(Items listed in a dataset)
* * * *

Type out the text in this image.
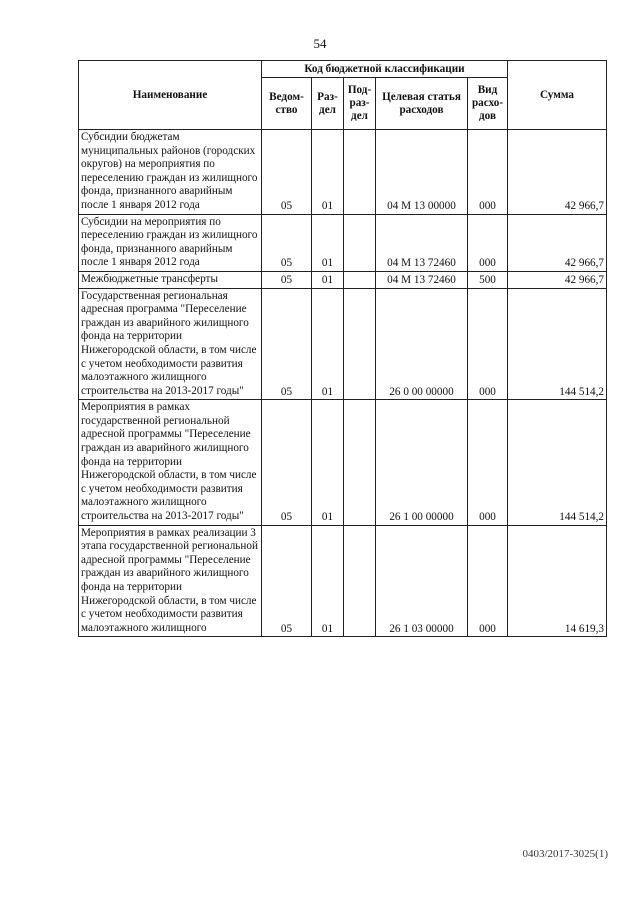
54
Наименование	Код бюджетной классификации					Сумма
	Ведом-ство	Раз-дел	Под-раз-дел	Целевая статья расходов	Вид расхо-дов	
Субсидии бюджетам муниципальных районов (городских округов) на мероприятия по переселению граждан из жилищного фонда, признанного аварийным после 1 января 2012 года	05	01		04 М 13 00000	000	42 966,7
Субсидии на мероприятия по переселению граждан из жилищного фонда, признанного аварийным после 1 января 2012 года	05	01		04 М 13 72460	000	42 966,7
Межбюджетные трансферты	05	01		04 М 13 72460	500	42 966,7
Государственная региональная адресная программа "Переселение граждан из аварийного жилищного фонда на территории Нижегородской области, в том числе с учетом необходимости развития малоэтажного жилищного строительства на 2013-2017 годы"	05	01		26 0 00 00000	000	144 514,2
Мероприятия в рамках государственной региональной адресной программы "Переселение граждан из аварийного жилищного фонда на территории Нижегородской области, в том числе с учетом необходимости развития малоэтажного жилищного строительства на 2013-2017 годы"	05	01		26 1 00 00000	000	144 514,2
Мероприятия в рамках реализации 3 этапа государственной региональной адресной программы "Переселение граждан из аварийного жилищного фонда на территории Нижегородской области, в том числе с учетом необходимости развития малоэтажного жилищного	05	01		26 1 03 00000	000	14 619,3
0403/2017-3025(1)
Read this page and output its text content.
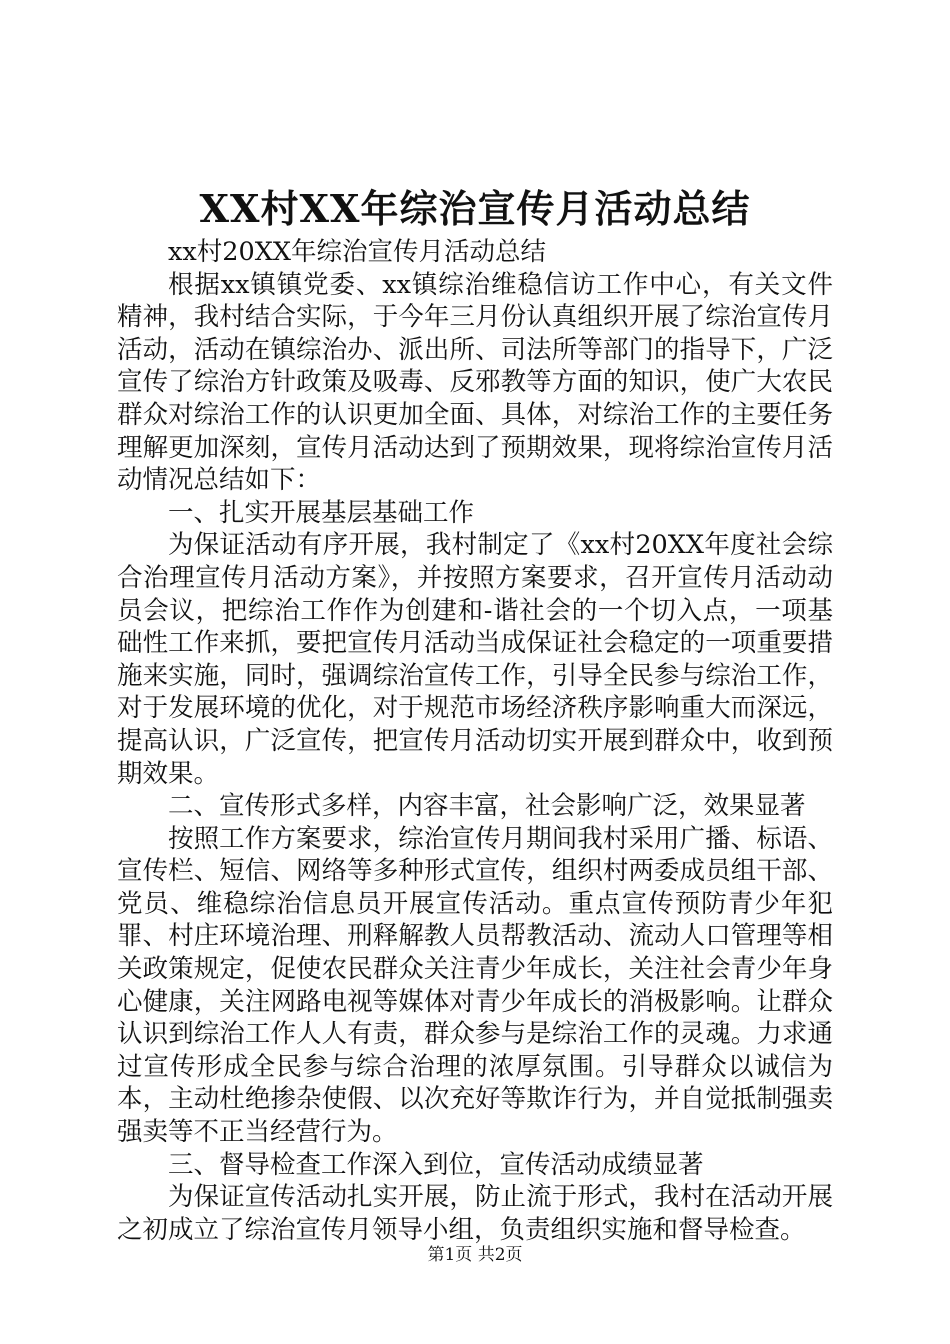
XX村XX年综治宣传月活动总结

xx村20XX年综治宣传月活动总结

根据xx镇镇党委、xx镇综治维稳信访工作中心，有关文件精神，我村结合实际，于今年三月份认真组织开展了综治宣传月活动，活动在镇综治办、派出所、司法所等部门的指导下，广泛宣传了综治方针政策及吸毒、反邪教等方面的知识，使广大农民群众对综治工作的认识更加全面、具体，对综治工作的主要任务理解更加深刻，宣传月活动达到了预期效果，现将综治宣传月活动情况总结如下：

一、扎实开展基层基础工作

为保证活动有序开展，我村制定了《xx村20XX年度社会综合治理宣传月活动方案》，并按照方案要求，召开宣传月活动动员会议，把综治工作作为创建和-谐社会的一个切入点，一项基础性工作来抓，要把宣传月活动当成保证社会稳定的一项重要措施来实施，同时，强调综治宣传工作，引导全民参与综治工作，对于发展环境的优化，对于规范市场经济秩序影响重大而深远，提高认识，广泛宣传，把宣传月活动切实开展到群众中，收到预期效果。

二、宣传形式多样，内容丰富，社会影响广泛，效果显著

按照工作方案要求，综治宣传月期间我村采用广播、标语、宣传栏、短信、网络等多种形式宣传，组织村两委成员组干部、党员、维稳综治信息员开展宣传活动。重点宣传预防青少年犯罪、村庄环境治理、刑释解教人员帮教活动、流动人口管理等相关政策规定，促使农民群众关注青少年成长，关注社会青少年身心健康，关注网路电视等媒体对青少年成长的消极影响。让群众认识到综治工作人人有责，群众参与是综治工作的灵魂。力求通过宣传形成全民参与综合治理的浓厚氛围。引导群众以诚信为本，主动杜绝掺杂使假、以次充好等欺诈行为，并自觉抵制强卖强卖等不正当经营行为。

三、督导检查工作深入到位，宣传活动成绩显著

为保证宣传活动扎实开展，防止流于形式，我村在活动开展之初成立了综治宣传月领导小组，负责组织实施和督导检查。

第1页 共2页
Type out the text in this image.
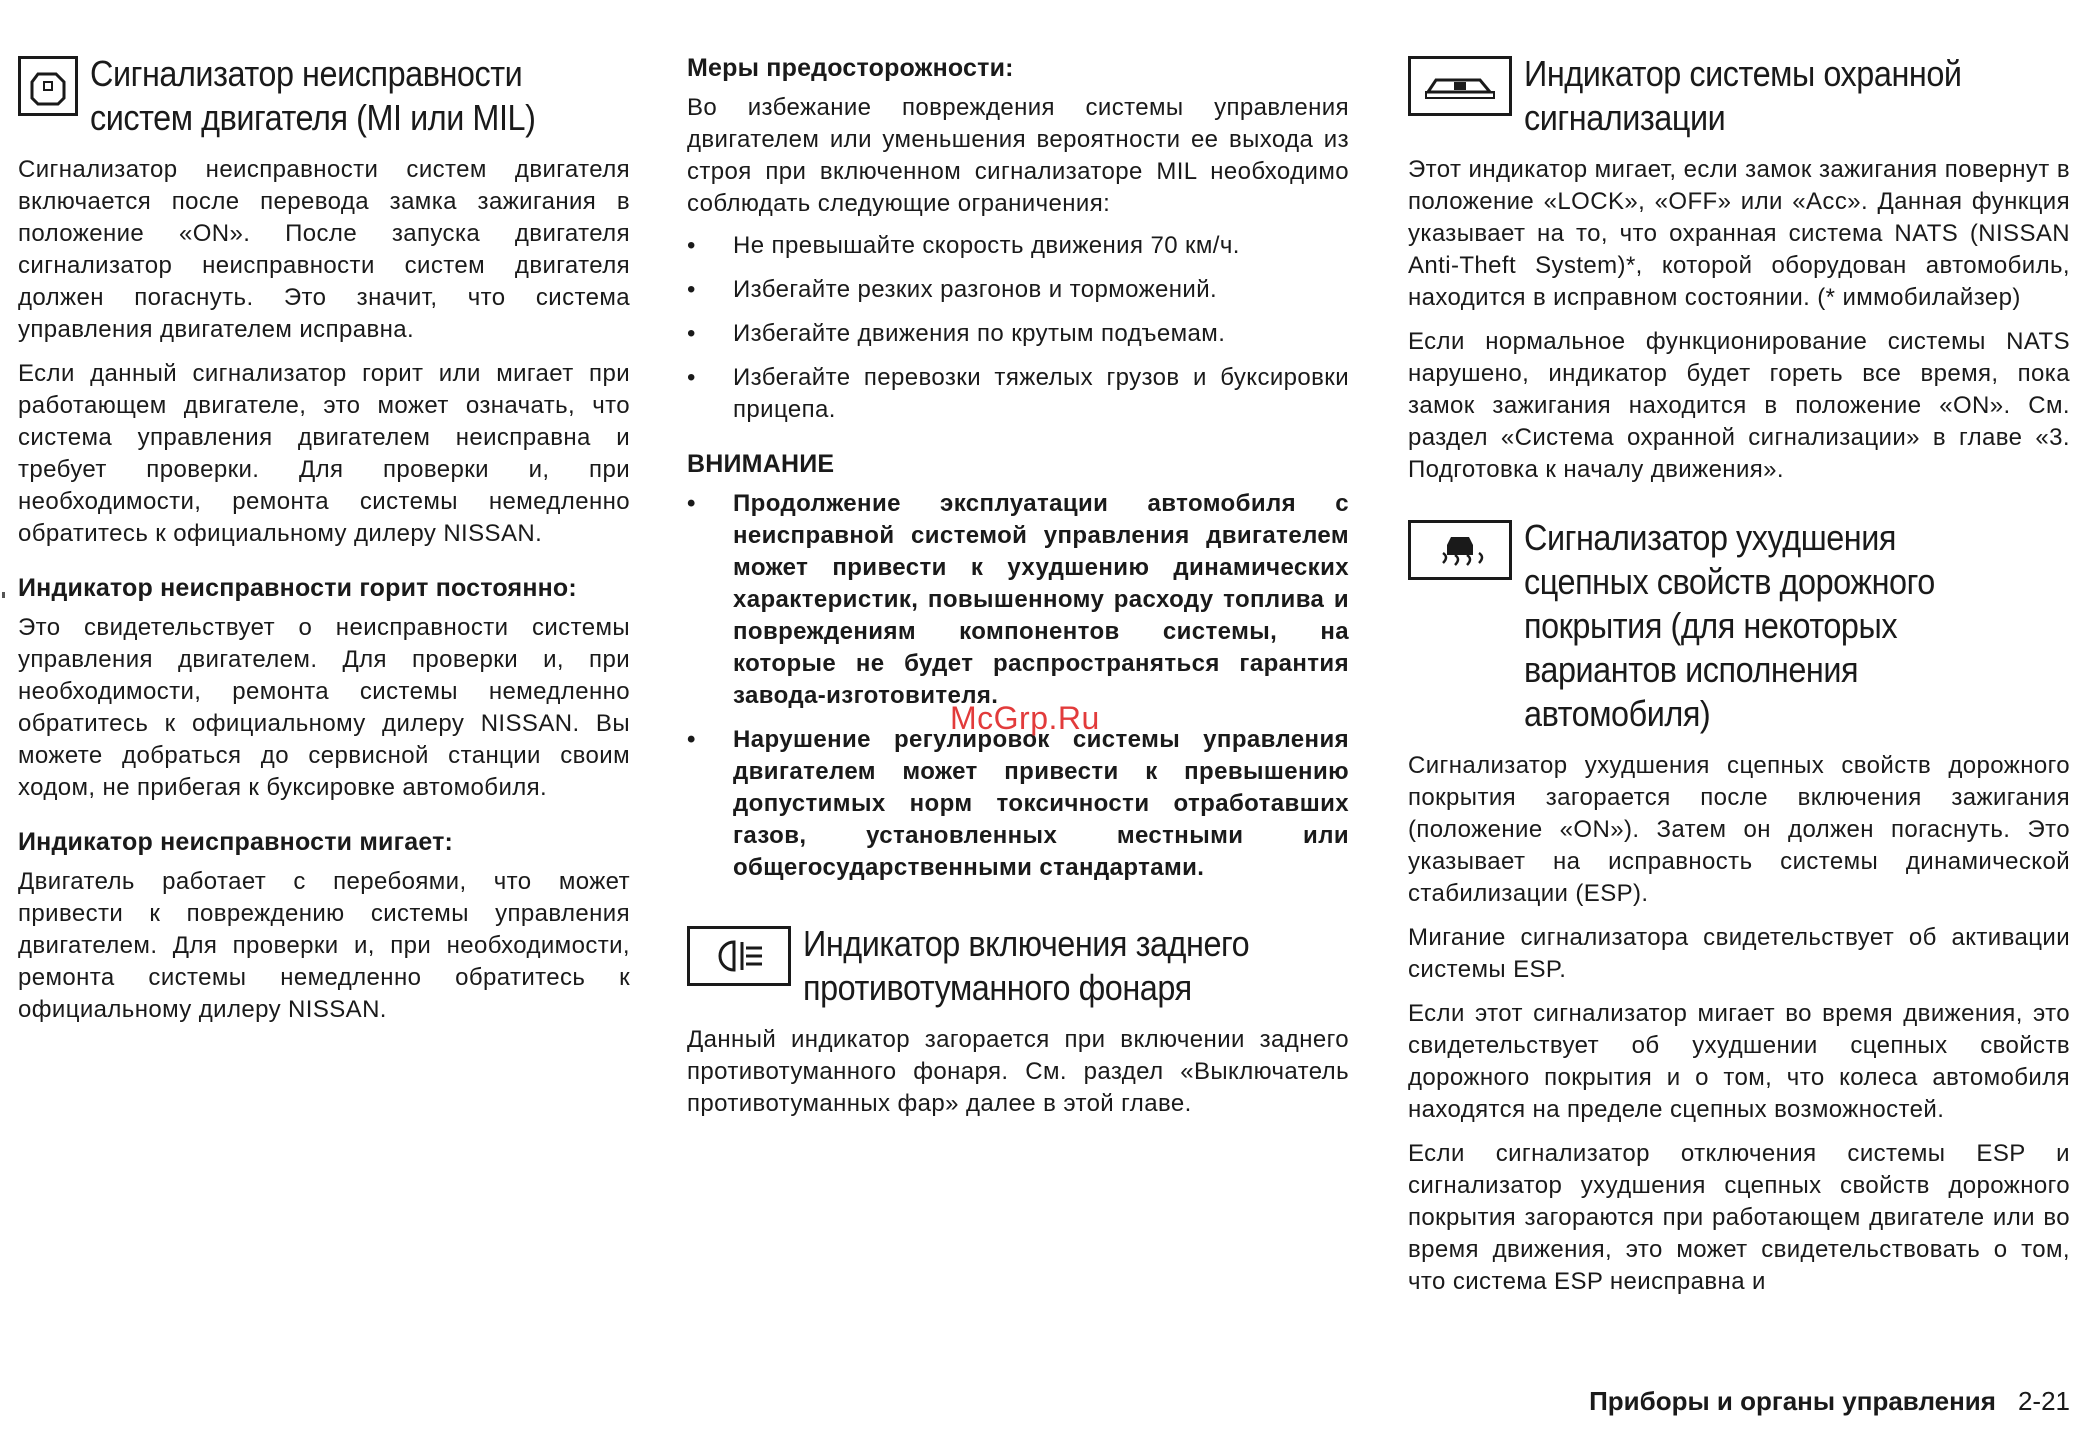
Сигнализатор неисправности систем двигателя (MI или MIL)

Сигнализатор неисправности систем двигателя включается после перевода замка зажигания в положение «ON». После запуска двигателя сигнализатор неисправности систем двигателя должен погаснуть. Это значит, что система управления двигателем исправна.

Если данный сигнализатор горит или мигает при работающем двигателе, это может означать, что система управления двигателем неисправна и требует проверки. Для проверки и, при необходимости, ремонта системы немедленно обратитесь к официальному дилеру NISSAN.

Индикатор неисправности горит постоянно:

Это свидетельствует о неисправности системы управления двигателем. Для проверки и, при необходимости, ремонта системы немедленно обратитесь к официальному дилеру NISSAN. Вы можете добраться до сервисной станции своим ходом, не прибегая к буксировке автомобиля.

Индикатор неисправности мигает:

Двигатель работает с перебоями, что может привести к повреждению системы управления двигателем. Для проверки и, при необходимости, ремонта системы немедленно обратитесь к официальному дилеру NISSAN.

Меры предосторожности:

Во избежание повреждения системы управления двигателем или уменьшения вероятности ее выхода из строя при включенном сигнализаторе MIL необходимо соблюдать следующие ограничения:

• Не превышайте скорость движения 70 км/ч.
• Избегайте резких разгонов и торможений.
• Избегайте движения по крутым подъемам.
• Избегайте перевозки тяжелых грузов и буксировки прицепа.
ВНИМАНИЕ
• Продолжение эксплуатации автомобиля с неисправной системой управления двигателем может привести к ухудшению динамических характеристик, повышенному расходу топлива и повреждениям компонентов системы, на которые не будет распространяться гарантия завода-изготовителя.
• Нарушение регулировок системы управления двигателем может привести к превышению допустимых норм токсичности отработавших газов, установленных местными или общегосударственными стандартами.
Индикатор включения заднего противотуманного фонаря

Данный индикатор загорается при включении заднего противотуманного фонаря. См. раздел «Выключатель противотуманных фар» далее в этой главе.

Индикатор системы охранной сигнализации

Этот индикатор мигает, если замок зажигания повернут в положение «LOCK», «OFF» или «Acc». Данная функция указывает на то, что охранная система NATS (NISSAN Anti-Theft System)*, которой оборудован автомобиль, находится в исправном состоянии. (* иммобилайзер)

Если нормальное функционирование системы NATS нарушено, индикатор будет гореть все время, пока замок зажигания находится в положение «ON». См. раздел «Система охранной сигнализации» в главе «3. Подготовка к началу движения».

Сигнализатор ухудшения сцепных свойств дорожного покрытия (для некоторых вариантов исполнения автомобиля)

Сигнализатор ухудшения сцепных свойств дорожного покрытия загорается после включения зажигания (положение «ON»). Затем он должен погаснуть. Это указывает на исправность системы динамической стабилизации (ESP).

Мигание сигнализатора свидетельствует об активации системы ESP.

Если этот сигнализатор мигает во время движения, это свидетельствует об ухудшении сцепных свойств дорожного покрытия и о том, что колеса автомобиля находятся на пределе сцепных возможностей.

Если сигнализатор отключения системы ESP и сигнализатор ухудшения сцепных свойств дорожного покрытия загораются при работающем двигателе или во время движения, это может свидетельствовать о том, что система ESP неисправна и

McGrp.Ru
Приборы и органы управления 2-21
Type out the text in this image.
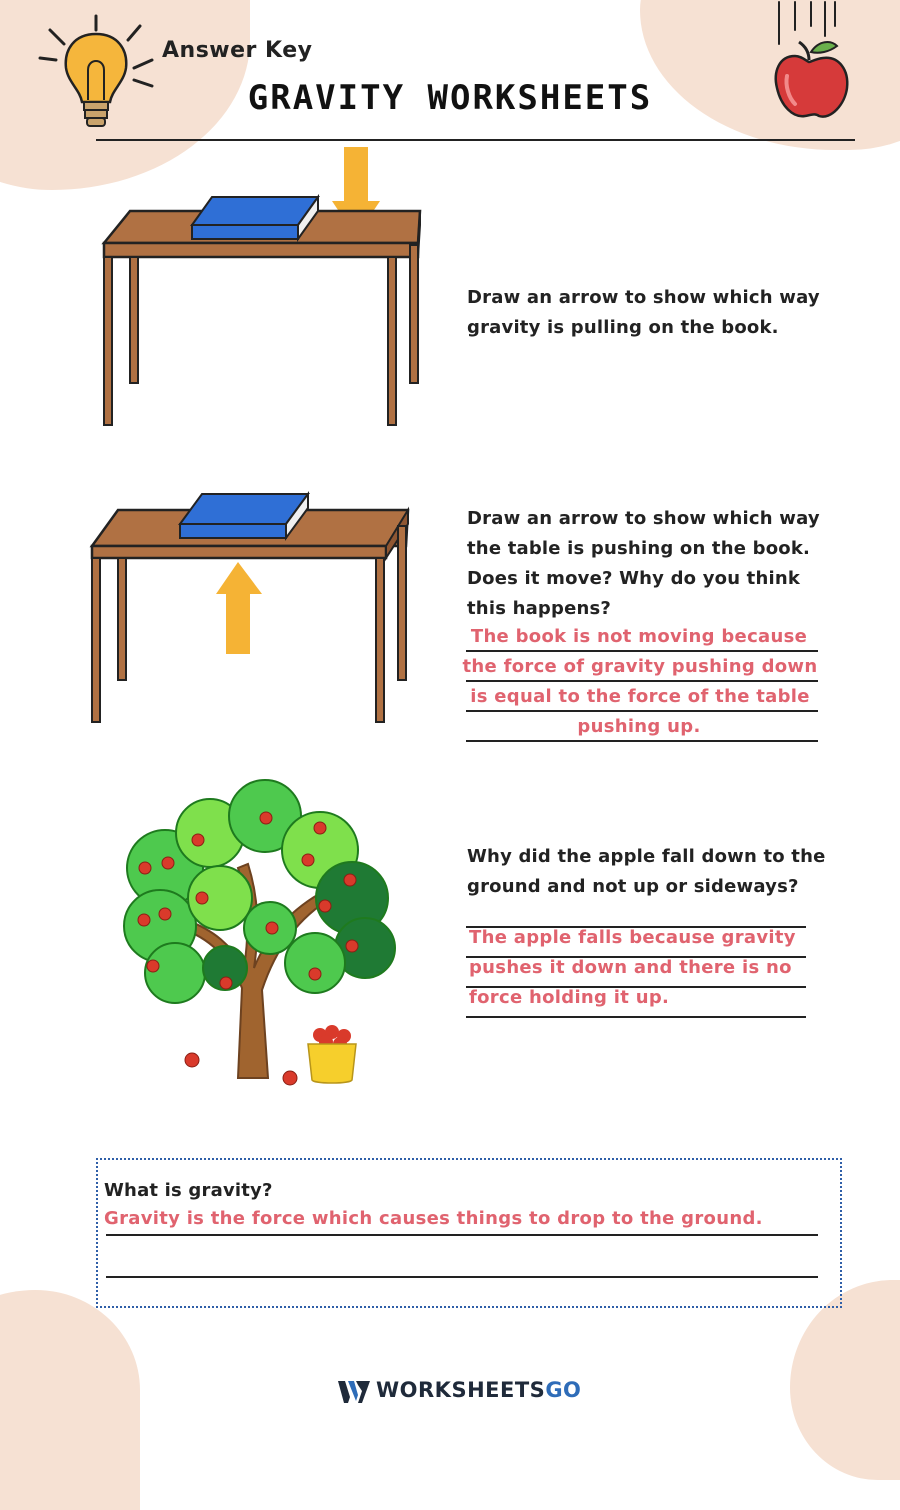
Answer Key
GRAVITY WORKSHEETS
Draw an arrow to show which way
gravity is pulling on the book.
Draw an arrow to show which way
the table is pushing on the book.
Does it move? Why do you think
this happens?
The book is not moving because
the force of gravity pushing down
is equal to the force of the table
pushing up.
Why did the apple fall down to the
ground and not up or sideways?
The apple falls because gravity
pushes it down and there is no
force holding it up.
What is gravity?
Gravity is the force which causes things to drop to the ground.
WORKSHEETSGO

* * * *

Required task: Pick each line holding the word "признанного" out of the data and copy it.

Expected answer:
Субсидии бюджетам муниципальных районов (городских округов) на мероприятия по переселению граждан из жилищного фонда, признанного аварийным после 1 января 2012 года	05	01		04 М 13 00000	000	42 966,7
Субсидии на мероприятия по переселению граждан из жилищного фонда, признанного аварийным после 1 января 2012 года	05	01		04 М 13 72460	000	42 966,7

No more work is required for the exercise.